[Begin THE RECORDS]

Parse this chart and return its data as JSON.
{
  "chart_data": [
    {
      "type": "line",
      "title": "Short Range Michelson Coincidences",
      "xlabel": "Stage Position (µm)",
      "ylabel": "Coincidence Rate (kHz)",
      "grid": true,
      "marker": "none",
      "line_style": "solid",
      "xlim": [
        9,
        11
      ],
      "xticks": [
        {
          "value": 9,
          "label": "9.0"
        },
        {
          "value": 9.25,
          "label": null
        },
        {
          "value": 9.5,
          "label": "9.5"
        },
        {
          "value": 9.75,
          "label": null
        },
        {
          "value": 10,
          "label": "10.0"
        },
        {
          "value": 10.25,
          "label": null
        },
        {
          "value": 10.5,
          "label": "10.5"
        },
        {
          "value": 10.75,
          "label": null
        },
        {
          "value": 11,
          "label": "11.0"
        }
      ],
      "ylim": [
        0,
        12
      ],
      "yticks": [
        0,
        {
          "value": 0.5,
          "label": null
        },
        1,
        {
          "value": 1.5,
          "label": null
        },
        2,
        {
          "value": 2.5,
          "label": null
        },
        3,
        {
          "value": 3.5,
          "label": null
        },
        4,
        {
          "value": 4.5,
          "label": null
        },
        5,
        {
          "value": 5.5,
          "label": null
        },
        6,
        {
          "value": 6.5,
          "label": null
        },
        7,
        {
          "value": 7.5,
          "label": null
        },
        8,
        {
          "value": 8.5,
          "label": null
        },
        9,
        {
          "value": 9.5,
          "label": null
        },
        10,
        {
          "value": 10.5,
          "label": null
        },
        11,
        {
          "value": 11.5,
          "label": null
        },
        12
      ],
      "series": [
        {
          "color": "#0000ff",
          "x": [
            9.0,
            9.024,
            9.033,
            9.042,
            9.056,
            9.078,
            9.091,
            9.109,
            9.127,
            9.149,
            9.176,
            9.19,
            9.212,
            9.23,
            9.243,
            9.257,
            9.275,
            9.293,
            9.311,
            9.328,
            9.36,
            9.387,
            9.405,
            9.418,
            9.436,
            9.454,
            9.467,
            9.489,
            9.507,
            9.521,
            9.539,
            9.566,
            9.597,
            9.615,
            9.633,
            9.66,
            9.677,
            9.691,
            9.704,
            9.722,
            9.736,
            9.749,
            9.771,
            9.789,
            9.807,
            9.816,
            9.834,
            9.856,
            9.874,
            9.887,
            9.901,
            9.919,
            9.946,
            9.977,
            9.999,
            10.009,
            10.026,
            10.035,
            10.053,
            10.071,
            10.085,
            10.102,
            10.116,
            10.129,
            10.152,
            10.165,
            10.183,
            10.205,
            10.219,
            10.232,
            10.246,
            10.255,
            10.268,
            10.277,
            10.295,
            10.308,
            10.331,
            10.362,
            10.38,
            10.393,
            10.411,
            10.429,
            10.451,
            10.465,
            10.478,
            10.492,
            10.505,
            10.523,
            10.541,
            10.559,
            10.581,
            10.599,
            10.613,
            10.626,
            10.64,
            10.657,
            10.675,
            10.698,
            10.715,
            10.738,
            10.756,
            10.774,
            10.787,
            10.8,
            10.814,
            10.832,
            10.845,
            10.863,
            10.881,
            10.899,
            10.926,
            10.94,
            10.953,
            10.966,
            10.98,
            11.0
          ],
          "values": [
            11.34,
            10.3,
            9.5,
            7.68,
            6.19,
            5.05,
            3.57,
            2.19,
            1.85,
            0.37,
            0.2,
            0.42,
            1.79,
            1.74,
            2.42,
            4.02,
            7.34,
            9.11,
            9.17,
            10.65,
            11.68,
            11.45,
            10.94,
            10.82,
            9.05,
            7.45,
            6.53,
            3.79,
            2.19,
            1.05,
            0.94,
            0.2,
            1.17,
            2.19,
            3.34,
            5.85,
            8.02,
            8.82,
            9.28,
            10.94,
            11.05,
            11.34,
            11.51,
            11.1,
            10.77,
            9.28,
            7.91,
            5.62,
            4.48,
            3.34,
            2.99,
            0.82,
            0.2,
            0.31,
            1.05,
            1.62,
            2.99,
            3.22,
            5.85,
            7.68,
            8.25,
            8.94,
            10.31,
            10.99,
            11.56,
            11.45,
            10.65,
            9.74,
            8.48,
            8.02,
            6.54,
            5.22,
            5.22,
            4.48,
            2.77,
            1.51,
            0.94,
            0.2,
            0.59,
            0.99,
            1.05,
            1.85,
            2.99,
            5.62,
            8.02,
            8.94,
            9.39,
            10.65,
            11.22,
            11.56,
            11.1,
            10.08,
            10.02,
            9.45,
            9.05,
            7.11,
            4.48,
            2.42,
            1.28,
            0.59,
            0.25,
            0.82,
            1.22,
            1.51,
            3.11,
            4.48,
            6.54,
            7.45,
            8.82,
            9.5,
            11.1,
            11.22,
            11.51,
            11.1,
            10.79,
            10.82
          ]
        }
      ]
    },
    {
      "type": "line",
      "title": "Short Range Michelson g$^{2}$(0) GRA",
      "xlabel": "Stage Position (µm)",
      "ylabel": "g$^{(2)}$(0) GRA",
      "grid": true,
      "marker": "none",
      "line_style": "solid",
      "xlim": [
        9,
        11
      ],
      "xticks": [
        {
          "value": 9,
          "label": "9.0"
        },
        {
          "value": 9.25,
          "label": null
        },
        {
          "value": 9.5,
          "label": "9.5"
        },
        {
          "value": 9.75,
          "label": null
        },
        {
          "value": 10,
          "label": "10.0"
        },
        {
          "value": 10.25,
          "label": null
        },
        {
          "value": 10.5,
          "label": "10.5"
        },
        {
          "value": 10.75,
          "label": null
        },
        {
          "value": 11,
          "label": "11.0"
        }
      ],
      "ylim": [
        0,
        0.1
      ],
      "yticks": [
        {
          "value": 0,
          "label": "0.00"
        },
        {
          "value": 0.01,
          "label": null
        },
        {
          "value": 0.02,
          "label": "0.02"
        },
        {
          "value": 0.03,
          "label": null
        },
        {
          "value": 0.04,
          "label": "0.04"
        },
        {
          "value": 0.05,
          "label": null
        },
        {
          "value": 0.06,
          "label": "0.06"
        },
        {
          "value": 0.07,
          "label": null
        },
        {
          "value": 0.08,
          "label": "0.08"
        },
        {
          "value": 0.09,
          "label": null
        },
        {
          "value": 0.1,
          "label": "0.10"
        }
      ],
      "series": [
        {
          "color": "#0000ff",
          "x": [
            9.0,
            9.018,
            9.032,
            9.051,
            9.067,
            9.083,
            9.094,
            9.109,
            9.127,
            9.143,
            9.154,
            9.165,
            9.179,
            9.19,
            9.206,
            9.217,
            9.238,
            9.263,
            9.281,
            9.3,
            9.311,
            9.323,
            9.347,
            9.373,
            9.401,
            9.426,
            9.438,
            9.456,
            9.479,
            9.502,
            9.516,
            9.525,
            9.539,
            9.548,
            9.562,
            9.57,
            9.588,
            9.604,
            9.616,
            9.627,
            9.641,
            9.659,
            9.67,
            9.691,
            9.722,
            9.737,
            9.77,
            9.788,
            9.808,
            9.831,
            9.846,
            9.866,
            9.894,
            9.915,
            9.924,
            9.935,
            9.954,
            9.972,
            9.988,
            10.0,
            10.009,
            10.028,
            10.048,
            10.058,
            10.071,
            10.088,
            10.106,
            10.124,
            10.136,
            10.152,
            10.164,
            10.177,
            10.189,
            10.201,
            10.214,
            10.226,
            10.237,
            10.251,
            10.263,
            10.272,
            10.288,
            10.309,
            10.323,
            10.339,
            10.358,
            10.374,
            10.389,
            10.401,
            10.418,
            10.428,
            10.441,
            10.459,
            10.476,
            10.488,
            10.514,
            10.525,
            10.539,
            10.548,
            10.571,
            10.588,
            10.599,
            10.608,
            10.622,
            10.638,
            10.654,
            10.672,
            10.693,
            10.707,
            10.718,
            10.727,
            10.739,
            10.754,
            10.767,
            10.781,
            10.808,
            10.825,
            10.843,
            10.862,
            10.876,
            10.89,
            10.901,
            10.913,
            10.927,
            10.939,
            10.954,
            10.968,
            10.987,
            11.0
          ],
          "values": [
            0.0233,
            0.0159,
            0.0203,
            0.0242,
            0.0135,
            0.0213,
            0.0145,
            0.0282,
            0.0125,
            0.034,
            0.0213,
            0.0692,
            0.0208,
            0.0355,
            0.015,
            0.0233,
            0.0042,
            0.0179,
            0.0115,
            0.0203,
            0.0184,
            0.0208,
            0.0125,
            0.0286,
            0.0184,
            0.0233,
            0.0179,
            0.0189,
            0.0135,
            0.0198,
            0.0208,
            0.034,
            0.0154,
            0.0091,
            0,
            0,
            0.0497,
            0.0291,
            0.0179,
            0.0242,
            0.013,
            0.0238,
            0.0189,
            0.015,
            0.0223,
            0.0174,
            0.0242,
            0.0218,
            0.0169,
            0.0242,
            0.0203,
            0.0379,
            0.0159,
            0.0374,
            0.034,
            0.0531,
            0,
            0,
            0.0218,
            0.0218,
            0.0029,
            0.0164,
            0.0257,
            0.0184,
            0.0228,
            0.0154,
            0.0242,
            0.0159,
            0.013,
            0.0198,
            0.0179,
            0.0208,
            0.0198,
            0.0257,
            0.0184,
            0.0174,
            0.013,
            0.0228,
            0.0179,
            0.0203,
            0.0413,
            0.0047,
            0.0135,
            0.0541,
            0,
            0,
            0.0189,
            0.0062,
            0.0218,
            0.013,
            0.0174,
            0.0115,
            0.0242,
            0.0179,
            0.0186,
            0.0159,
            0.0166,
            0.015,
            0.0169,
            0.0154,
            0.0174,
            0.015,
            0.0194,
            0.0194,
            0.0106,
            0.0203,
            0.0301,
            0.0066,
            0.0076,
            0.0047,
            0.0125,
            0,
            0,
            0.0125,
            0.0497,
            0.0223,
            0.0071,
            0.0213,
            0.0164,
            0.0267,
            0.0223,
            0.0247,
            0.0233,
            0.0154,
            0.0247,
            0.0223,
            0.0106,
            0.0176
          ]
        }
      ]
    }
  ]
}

[End THE RECORDS]

Pull out each line of the listing that holds the string "title".

**RIGHT ANSWER:**
      "title": "Short Range Michelson Coincidences",
      "title": "Short Range Michelson g$^{2}$(0) GRA",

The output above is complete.